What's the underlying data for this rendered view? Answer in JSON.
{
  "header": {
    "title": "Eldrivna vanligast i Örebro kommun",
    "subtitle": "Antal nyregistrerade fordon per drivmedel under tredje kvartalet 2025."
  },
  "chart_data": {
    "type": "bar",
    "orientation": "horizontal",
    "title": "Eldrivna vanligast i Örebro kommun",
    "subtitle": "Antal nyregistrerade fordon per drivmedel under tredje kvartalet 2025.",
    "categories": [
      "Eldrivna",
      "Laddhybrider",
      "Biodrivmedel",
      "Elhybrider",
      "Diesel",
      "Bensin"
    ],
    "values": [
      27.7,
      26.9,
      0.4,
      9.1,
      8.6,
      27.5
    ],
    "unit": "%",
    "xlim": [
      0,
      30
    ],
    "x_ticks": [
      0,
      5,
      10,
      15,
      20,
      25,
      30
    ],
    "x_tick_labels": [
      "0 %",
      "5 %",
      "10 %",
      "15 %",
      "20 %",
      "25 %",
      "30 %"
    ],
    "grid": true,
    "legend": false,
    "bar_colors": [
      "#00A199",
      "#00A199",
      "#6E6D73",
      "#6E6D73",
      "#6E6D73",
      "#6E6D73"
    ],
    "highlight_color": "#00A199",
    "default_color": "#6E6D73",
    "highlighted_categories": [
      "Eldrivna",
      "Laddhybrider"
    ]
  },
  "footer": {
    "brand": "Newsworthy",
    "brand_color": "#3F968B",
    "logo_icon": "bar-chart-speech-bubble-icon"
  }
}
_ _ _ _
*WHAT TO DO*
Above are the records; copy all of them exactly.

*EXERCISE SOLUTION*
What's the underlying data for this rendered view? Answer in JSON.
{
  "header": {
    "title": "Eldrivna vanligast i Örebro kommun",
    "subtitle": "Antal nyregistrerade fordon per drivmedel under tredje kvartalet 2025."
  },
  "chart_data": {
    "type": "bar",
    "orientation": "horizontal",
    "title": "Eldrivna vanligast i Örebro kommun",
    "subtitle": "Antal nyregistrerade fordon per drivmedel under tredje kvartalet 2025.",
    "categories": [
      "Eldrivna",
      "Laddhybrider",
      "Biodrivmedel",
      "Elhybrider",
      "Diesel",
      "Bensin"
    ],
    "values": [
      27.7,
      26.9,
      0.4,
      9.1,
      8.6,
      27.5
    ],
    "unit": "%",
    "xlim": [
      0,
      30
    ],
    "x_ticks": [
      0,
      5,
      10,
      15,
      20,
      25,
      30
    ],
    "x_tick_labels": [
      "0 %",
      "5 %",
      "10 %",
      "15 %",
      "20 %",
      "25 %",
      "30 %"
    ],
    "grid": true,
    "legend": false,
    "bar_colors": [
      "#00A199",
      "#00A199",
      "#6E6D73",
      "#6E6D73",
      "#6E6D73",
      "#6E6D73"
    ],
    "highlight_color": "#00A199",
    "default_color": "#6E6D73",
    "highlighted_categories": [
      "Eldrivna",
      "Laddhybrider"
    ]
  },
  "footer": {
    "brand": "Newsworthy",
    "brand_color": "#3F968B",
    "logo_icon": "bar-chart-speech-bubble-icon"
  }
}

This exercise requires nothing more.